> _PROBLEM REQUIREMENTS_: Keep only the lines of the listing that include the word "color", and copy them.

> _Records from a collection_:
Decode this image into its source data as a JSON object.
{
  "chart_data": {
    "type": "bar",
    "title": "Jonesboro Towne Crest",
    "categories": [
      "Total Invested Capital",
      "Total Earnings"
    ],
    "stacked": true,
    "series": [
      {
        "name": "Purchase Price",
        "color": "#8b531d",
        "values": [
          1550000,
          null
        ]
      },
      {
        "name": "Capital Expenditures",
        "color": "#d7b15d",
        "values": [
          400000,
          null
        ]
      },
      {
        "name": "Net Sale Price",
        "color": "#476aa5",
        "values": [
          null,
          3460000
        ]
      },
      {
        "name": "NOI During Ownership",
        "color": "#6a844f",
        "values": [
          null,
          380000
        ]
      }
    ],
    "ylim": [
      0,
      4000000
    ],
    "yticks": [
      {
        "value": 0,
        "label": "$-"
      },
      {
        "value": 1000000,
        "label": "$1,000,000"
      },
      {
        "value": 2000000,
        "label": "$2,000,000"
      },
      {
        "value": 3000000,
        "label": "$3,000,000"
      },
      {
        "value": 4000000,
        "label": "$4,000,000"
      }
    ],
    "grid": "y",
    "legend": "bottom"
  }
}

> _COMPLETE RESPONSE_:
        "color": "#8b531d",
        "color": "#d7b15d",
        "color": "#476aa5",
        "color": "#6a844f",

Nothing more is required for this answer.